(Saved data entries)
begin

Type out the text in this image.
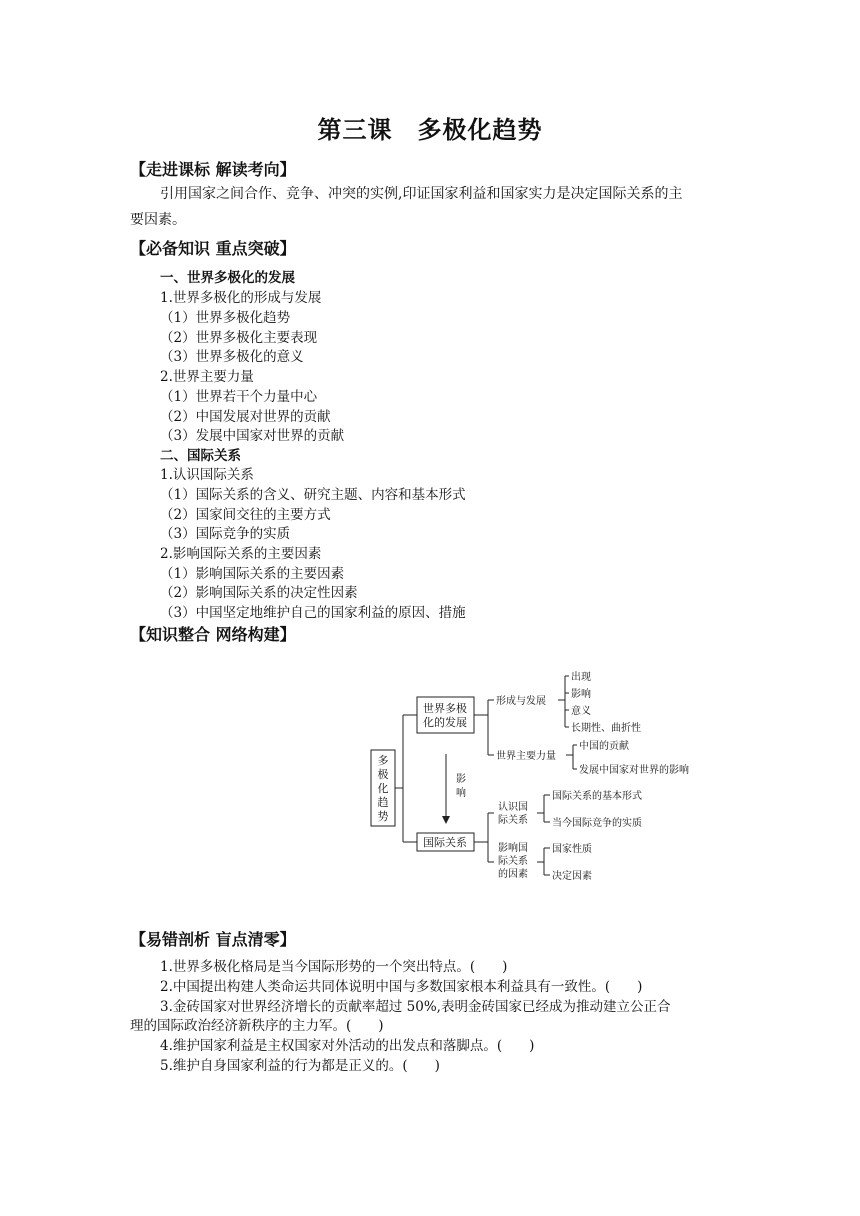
第三课　多极化趋势
【走进课标 解读考向】
引用国家之间合作、竞争、冲突的实例,印证国家利益和国家实力是决定国际关系的主
要因素。
【必备知识 重点突破】
一、世界多极化的发展
1.世界多极化的形成与发展
（1）世界多极化趋势
（2）世界多极化主要表现
（3）世界多极化的意义
2.世界主要力量
（1）世界若干个力量中心
（2）中国发展对世界的贡献
（3）发展中国家对世界的贡献
二、国际关系
1.认识国际关系
（1）国际关系的含义、研究主题、内容和基本形式
（2）国家间交往的主要方式
（3）国际竞争的实质
2.影响国际关系的主要因素
（1）影响国际关系的主要因素
（2）影响国际关系的决定性因素
（3）中国坚定地维护自己的国家利益的原因、措施
【知识整合 网络构建】
多
极
化
趋
势
世界多极
化的发展
国际关系
影
响
形成与发展
世界主要力量
出现
影响
意义
长期性、曲折性
中国的贡献
发展中国家对世界的影响
认识国
际关系
影响国
际关系
的因素
国际关系的基本形式
当今国际竞争的实质
国家性质
决定因素
【易错剖析 盲点清零】
1.世界多极化格局是当今国际形势的一个突出特点。(　　)
2.中国提出构建人类命运共同体说明中国与多数国家根本利益具有一致性。(　　)
3.金砖国家对世界经济增长的贡献率超过 50%,表明金砖国家已经成为推动建立公正合
理的国际政治经济新秩序的主力军。(　　)
4.维护国家利益是主权国家对外活动的出发点和落脚点。(　　)
5.维护自身国家利益的行为都是正义的。(　　)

end

- _Written exercise_: Can you restate all the records above word for word while dropping the pictures?

- _Task answer_:
Type out the text in this image.
第三课　多极化趋势
【走进课标 解读考向】
引用国家之间合作、竞争、冲突的实例,印证国家利益和国家实力是决定国际关系的主
要因素。
【必备知识 重点突破】
一、世界多极化的发展
1.世界多极化的形成与发展
（1）世界多极化趋势
（2）世界多极化主要表现
（3）世界多极化的意义
2.世界主要力量
（1）世界若干个力量中心
（2）中国发展对世界的贡献
（3）发展中国家对世界的贡献
二、国际关系
1.认识国际关系
（1）国际关系的含义、研究主题、内容和基本形式
（2）国家间交往的主要方式
（3）国际竞争的实质
2.影响国际关系的主要因素
（1）影响国际关系的主要因素
（2）影响国际关系的决定性因素
（3）中国坚定地维护自己的国家利益的原因、措施
【知识整合 网络构建】
多
极
化
趋
势
世界多极
化的发展
国际关系
影
响
形成与发展
世界主要力量
出现
影响
意义
长期性、曲折性
中国的贡献
发展中国家对世界的影响
认识国
际关系
影响国
际关系
的因素
国际关系的基本形式
当今国际竞争的实质
国家性质
决定因素
【易错剖析 盲点清零】
1.世界多极化格局是当今国际形势的一个突出特点。(　　)
2.中国提出构建人类命运共同体说明中国与多数国家根本利益具有一致性。(　　)
3.金砖国家对世界经济增长的贡献率超过 50%,表明金砖国家已经成为推动建立公正合
理的国际政治经济新秩序的主力军。(　　)
4.维护国家利益是主权国家对外活动的出发点和落脚点。(　　)
5.维护自身国家利益的行为都是正义的。(　　)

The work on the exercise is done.